- Task statement: Nothing in the records may be left out or altered; reproduce them all exactly.
─── Data for processing
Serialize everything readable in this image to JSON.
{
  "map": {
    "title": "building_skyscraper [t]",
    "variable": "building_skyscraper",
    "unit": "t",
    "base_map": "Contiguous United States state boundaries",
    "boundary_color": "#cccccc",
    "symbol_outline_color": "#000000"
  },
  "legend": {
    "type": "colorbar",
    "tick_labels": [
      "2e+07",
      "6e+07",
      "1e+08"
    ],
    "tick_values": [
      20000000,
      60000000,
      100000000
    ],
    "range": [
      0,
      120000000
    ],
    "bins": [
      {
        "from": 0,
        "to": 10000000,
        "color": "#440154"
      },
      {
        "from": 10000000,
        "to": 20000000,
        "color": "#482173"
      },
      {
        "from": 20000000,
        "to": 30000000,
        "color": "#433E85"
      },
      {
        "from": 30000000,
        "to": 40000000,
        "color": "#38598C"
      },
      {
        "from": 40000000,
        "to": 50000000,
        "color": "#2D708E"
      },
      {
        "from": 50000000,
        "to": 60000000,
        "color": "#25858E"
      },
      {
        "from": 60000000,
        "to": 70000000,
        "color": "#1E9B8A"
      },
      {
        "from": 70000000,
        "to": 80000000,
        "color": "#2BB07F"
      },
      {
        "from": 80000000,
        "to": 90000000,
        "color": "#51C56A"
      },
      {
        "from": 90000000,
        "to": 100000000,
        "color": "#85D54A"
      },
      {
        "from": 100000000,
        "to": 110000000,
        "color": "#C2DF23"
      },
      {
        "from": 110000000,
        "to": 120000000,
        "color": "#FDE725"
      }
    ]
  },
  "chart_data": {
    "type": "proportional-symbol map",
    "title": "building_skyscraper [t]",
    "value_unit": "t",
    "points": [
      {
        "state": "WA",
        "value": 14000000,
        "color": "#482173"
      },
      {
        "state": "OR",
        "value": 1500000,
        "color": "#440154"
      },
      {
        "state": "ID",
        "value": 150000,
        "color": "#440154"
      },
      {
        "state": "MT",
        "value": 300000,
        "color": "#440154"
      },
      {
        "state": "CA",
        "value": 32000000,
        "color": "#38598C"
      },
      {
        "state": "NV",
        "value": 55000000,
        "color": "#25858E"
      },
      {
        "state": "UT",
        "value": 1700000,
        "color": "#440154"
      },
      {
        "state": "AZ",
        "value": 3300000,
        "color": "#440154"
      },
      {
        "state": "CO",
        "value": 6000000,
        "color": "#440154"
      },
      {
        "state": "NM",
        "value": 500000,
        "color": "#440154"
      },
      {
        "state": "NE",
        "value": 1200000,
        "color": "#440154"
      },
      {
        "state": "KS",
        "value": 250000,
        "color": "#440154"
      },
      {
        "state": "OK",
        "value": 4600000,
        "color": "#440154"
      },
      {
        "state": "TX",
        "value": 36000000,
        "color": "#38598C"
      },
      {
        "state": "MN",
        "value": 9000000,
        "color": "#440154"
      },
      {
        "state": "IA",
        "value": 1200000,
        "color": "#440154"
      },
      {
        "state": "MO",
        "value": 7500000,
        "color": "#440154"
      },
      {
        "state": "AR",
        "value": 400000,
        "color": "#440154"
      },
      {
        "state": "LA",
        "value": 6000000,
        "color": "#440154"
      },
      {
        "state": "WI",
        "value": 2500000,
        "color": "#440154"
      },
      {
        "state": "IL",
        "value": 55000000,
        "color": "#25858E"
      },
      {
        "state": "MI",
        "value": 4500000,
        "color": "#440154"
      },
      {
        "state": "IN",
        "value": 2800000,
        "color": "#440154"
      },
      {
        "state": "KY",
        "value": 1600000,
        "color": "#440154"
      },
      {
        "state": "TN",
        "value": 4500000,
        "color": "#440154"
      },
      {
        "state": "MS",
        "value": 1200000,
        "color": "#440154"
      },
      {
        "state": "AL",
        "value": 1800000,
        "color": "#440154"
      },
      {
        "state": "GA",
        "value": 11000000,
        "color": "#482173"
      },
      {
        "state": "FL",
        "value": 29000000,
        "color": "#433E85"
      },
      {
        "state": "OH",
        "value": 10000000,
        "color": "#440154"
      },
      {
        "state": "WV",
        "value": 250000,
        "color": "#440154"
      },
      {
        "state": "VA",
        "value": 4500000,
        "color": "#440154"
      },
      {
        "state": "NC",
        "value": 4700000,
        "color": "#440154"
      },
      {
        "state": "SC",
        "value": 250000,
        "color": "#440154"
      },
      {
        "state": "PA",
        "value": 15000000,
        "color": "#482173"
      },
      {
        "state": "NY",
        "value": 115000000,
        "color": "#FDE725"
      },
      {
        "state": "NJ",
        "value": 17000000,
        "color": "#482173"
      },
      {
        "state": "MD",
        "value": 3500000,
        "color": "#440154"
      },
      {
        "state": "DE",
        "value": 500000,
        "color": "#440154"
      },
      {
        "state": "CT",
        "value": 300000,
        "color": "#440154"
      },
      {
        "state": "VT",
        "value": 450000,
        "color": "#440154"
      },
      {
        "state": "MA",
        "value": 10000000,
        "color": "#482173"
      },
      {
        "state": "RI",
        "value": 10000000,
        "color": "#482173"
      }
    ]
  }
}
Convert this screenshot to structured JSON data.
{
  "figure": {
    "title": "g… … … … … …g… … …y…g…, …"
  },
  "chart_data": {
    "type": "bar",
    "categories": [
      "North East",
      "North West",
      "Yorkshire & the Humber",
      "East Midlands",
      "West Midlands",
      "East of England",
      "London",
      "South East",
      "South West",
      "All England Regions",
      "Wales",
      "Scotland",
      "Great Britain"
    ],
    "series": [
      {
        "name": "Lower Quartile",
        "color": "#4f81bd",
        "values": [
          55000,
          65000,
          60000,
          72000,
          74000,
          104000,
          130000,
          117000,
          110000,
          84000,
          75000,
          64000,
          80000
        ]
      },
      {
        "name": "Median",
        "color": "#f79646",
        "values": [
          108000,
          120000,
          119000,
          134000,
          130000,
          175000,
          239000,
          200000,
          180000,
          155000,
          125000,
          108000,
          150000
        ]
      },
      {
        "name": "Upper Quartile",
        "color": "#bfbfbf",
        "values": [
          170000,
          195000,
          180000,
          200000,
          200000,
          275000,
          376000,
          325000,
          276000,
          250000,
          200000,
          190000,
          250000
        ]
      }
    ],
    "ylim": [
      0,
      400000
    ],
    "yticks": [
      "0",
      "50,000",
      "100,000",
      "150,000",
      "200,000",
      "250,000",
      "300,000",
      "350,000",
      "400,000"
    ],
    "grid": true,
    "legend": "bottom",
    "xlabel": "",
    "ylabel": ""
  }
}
──────
- Expected answer:
Serialize everything readable in this image to JSON.
{
  "map": {
    "title": "building_skyscraper [t]",
    "variable": "building_skyscraper",
    "unit": "t",
    "base_map": "Contiguous United States state boundaries",
    "boundary_color": "#cccccc",
    "symbol_outline_color": "#000000"
  },
  "legend": {
    "type": "colorbar",
    "tick_labels": [
      "2e+07",
      "6e+07",
      "1e+08"
    ],
    "tick_values": [
      20000000,
      60000000,
      100000000
    ],
    "range": [
      0,
      120000000
    ],
    "bins": [
      {
        "from": 0,
        "to": 10000000,
        "color": "#440154"
      },
      {
        "from": 10000000,
        "to": 20000000,
        "color": "#482173"
      },
      {
        "from": 20000000,
        "to": 30000000,
        "color": "#433E85"
      },
      {
        "from": 30000000,
        "to": 40000000,
        "color": "#38598C"
      },
      {
        "from": 40000000,
        "to": 50000000,
        "color": "#2D708E"
      },
      {
        "from": 50000000,
        "to": 60000000,
        "color": "#25858E"
      },
      {
        "from": 60000000,
        "to": 70000000,
        "color": "#1E9B8A"
      },
      {
        "from": 70000000,
        "to": 80000000,
        "color": "#2BB07F"
      },
      {
        "from": 80000000,
        "to": 90000000,
        "color": "#51C56A"
      },
      {
        "from": 90000000,
        "to": 100000000,
        "color": "#85D54A"
      },
      {
        "from": 100000000,
        "to": 110000000,
        "color": "#C2DF23"
      },
      {
        "from": 110000000,
        "to": 120000000,
        "color": "#FDE725"
      }
    ]
  },
  "chart_data": {
    "type": "proportional-symbol map",
    "title": "building_skyscraper [t]",
    "value_unit": "t",
    "points": [
      {
        "state": "WA",
        "value": 14000000,
        "color": "#482173"
      },
      {
        "state": "OR",
        "value": 1500000,
        "color": "#440154"
      },
      {
        "state": "ID",
        "value": 150000,
        "color": "#440154"
      },
      {
        "state": "MT",
        "value": 300000,
        "color": "#440154"
      },
      {
        "state": "CA",
        "value": 32000000,
        "color": "#38598C"
      },
      {
        "state": "NV",
        "value": 55000000,
        "color": "#25858E"
      },
      {
        "state": "UT",
        "value": 1700000,
        "color": "#440154"
      },
      {
        "state": "AZ",
        "value": 3300000,
        "color": "#440154"
      },
      {
        "state": "CO",
        "value": 6000000,
        "color": "#440154"
      },
      {
        "state": "NM",
        "value": 500000,
        "color": "#440154"
      },
      {
        "state": "NE",
        "value": 1200000,
        "color": "#440154"
      },
      {
        "state": "KS",
        "value": 250000,
        "color": "#440154"
      },
      {
        "state": "OK",
        "value": 4600000,
        "color": "#440154"
      },
      {
        "state": "TX",
        "value": 36000000,
        "color": "#38598C"
      },
      {
        "state": "MN",
        "value": 9000000,
        "color": "#440154"
      },
      {
        "state": "IA",
        "value": 1200000,
        "color": "#440154"
      },
      {
        "state": "MO",
        "value": 7500000,
        "color": "#440154"
      },
      {
        "state": "AR",
        "value": 400000,
        "color": "#440154"
      },
      {
        "state": "LA",
        "value": 6000000,
        "color": "#440154"
      },
      {
        "state": "WI",
        "value": 2500000,
        "color": "#440154"
      },
      {
        "state": "IL",
        "value": 55000000,
        "color": "#25858E"
      },
      {
        "state": "MI",
        "value": 4500000,
        "color": "#440154"
      },
      {
        "state": "IN",
        "value": 2800000,
        "color": "#440154"
      },
      {
        "state": "KY",
        "value": 1600000,
        "color": "#440154"
      },
      {
        "state": "TN",
        "value": 4500000,
        "color": "#440154"
      },
      {
        "state": "MS",
        "value": 1200000,
        "color": "#440154"
      },
      {
        "state": "AL",
        "value": 1800000,
        "color": "#440154"
      },
      {
        "state": "GA",
        "value": 11000000,
        "color": "#482173"
      },
      {
        "state": "FL",
        "value": 29000000,
        "color": "#433E85"
      },
      {
        "state": "OH",
        "value": 10000000,
        "color": "#440154"
      },
      {
        "state": "WV",
        "value": 250000,
        "color": "#440154"
      },
      {
        "state": "VA",
        "value": 4500000,
        "color": "#440154"
      },
      {
        "state": "NC",
        "value": 4700000,
        "color": "#440154"
      },
      {
        "state": "SC",
        "value": 250000,
        "color": "#440154"
      },
      {
        "state": "PA",
        "value": 15000000,
        "color": "#482173"
      },
      {
        "state": "NY",
        "value": 115000000,
        "color": "#FDE725"
      },
      {
        "state": "NJ",
        "value": 17000000,
        "color": "#482173"
      },
      {
        "state": "MD",
        "value": 3500000,
        "color": "#440154"
      },
      {
        "state": "DE",
        "value": 500000,
        "color": "#440154"
      },
      {
        "state": "CT",
        "value": 300000,
        "color": "#440154"
      },
      {
        "state": "VT",
        "value": 450000,
        "color": "#440154"
      },
      {
        "state": "MA",
        "value": 10000000,
        "color": "#482173"
      },
      {
        "state": "RI",
        "value": 10000000,
        "color": "#482173"
      }
    ]
  }
}
Convert this screenshot to structured JSON data.
{
  "figure": {
    "title": "g… … … … … …g… … …y…g…, …"
  },
  "chart_data": {
    "type": "bar",
    "categories": [
      "North East",
      "North West",
      "Yorkshire & the Humber",
      "East Midlands",
      "West Midlands",
      "East of England",
      "London",
      "South East",
      "South West",
      "All England Regions",
      "Wales",
      "Scotland",
      "Great Britain"
    ],
    "series": [
      {
        "name": "Lower Quartile",
        "color": "#4f81bd",
        "values": [
          55000,
          65000,
          60000,
          72000,
          74000,
          104000,
          130000,
          117000,
          110000,
          84000,
          75000,
          64000,
          80000
        ]
      },
      {
        "name": "Median",
        "color": "#f79646",
        "values": [
          108000,
          120000,
          119000,
          134000,
          130000,
          175000,
          239000,
          200000,
          180000,
          155000,
          125000,
          108000,
          150000
        ]
      },
      {
        "name": "Upper Quartile",
        "color": "#bfbfbf",
        "values": [
          170000,
          195000,
          180000,
          200000,
          200000,
          275000,
          376000,
          325000,
          276000,
          250000,
          200000,
          190000,
          250000
        ]
      }
    ],
    "ylim": [
      0,
      400000
    ],
    "yticks": [
      "0",
      "50,000",
      "100,000",
      "150,000",
      "200,000",
      "250,000",
      "300,000",
      "350,000",
      "400,000"
    ],
    "grid": true,
    "legend": "bottom",
    "xlabel": "",
    "ylabel": ""
  }
}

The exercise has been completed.